* BEGIN SOURCE DATA *

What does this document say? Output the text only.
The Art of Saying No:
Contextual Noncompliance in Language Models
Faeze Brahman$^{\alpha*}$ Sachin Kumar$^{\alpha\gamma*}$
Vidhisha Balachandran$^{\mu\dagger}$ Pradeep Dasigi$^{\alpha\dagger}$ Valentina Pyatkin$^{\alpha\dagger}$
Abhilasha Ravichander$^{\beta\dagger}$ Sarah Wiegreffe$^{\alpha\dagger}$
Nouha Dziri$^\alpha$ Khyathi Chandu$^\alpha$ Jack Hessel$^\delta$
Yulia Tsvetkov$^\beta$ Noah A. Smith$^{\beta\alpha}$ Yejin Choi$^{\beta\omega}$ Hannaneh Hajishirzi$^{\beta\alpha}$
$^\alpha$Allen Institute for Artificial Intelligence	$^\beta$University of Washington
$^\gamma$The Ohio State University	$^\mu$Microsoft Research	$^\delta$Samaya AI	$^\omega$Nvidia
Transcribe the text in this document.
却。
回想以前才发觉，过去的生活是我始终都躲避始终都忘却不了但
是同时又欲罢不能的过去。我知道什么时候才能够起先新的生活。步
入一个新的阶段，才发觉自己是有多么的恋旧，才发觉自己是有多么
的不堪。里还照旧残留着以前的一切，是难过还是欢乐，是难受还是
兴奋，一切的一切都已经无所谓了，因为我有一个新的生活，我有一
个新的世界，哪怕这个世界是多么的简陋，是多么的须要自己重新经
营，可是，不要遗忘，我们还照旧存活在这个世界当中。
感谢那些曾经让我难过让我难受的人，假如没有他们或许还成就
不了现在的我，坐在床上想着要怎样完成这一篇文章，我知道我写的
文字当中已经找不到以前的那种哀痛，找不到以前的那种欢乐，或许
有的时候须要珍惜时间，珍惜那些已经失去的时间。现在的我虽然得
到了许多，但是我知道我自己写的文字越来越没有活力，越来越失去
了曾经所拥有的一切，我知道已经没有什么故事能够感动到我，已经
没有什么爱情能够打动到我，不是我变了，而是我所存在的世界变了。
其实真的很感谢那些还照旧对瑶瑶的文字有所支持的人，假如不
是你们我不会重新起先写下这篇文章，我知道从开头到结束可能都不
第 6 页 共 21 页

* END SOURCE DATA *

# [WRITTEN REQUEST]
Write the data from above out again, exactly.

# [SOLUTION FOR THIS PROBLEM]
What does this document say? Output the text only.
The Art of Saying No:
Contextual Noncompliance in Language Models
Faeze Brahman$^{\alpha*}$ Sachin Kumar$^{\alpha\gamma*}$
Vidhisha Balachandran$^{\mu\dagger}$ Pradeep Dasigi$^{\alpha\dagger}$ Valentina Pyatkin$^{\alpha\dagger}$
Abhilasha Ravichander$^{\beta\dagger}$ Sarah Wiegreffe$^{\alpha\dagger}$
Nouha Dziri$^\alpha$ Khyathi Chandu$^\alpha$ Jack Hessel$^\delta$
Yulia Tsvetkov$^\beta$ Noah A. Smith$^{\beta\alpha}$ Yejin Choi$^{\beta\omega}$ Hannaneh Hajishirzi$^{\beta\alpha}$
$^\alpha$Allen Institute for Artificial Intelligence	$^\beta$University of Washington
$^\gamma$The Ohio State University	$^\mu$Microsoft Research	$^\delta$Samaya AI	$^\omega$Nvidia
Transcribe the text in this document.
却。
回想以前才发觉，过去的生活是我始终都躲避始终都忘却不了但
是同时又欲罢不能的过去。我知道什么时候才能够起先新的生活。步
入一个新的阶段，才发觉自己是有多么的恋旧，才发觉自己是有多么
的不堪。里还照旧残留着以前的一切，是难过还是欢乐，是难受还是
兴奋，一切的一切都已经无所谓了，因为我有一个新的生活，我有一
个新的世界，哪怕这个世界是多么的简陋，是多么的须要自己重新经
营，可是，不要遗忘，我们还照旧存活在这个世界当中。
感谢那些曾经让我难过让我难受的人，假如没有他们或许还成就
不了现在的我，坐在床上想着要怎样完成这一篇文章，我知道我写的
文字当中已经找不到以前的那种哀痛，找不到以前的那种欢乐，或许
有的时候须要珍惜时间，珍惜那些已经失去的时间。现在的我虽然得
到了许多，但是我知道我自己写的文字越来越没有活力，越来越失去
了曾经所拥有的一切，我知道已经没有什么故事能够感动到我，已经
没有什么爱情能够打动到我，不是我变了，而是我所存在的世界变了。
其实真的很感谢那些还照旧对瑶瑶的文字有所支持的人，假如不
是你们我不会重新起先写下这篇文章，我知道从开头到结束可能都不
第 6 页 共 21 页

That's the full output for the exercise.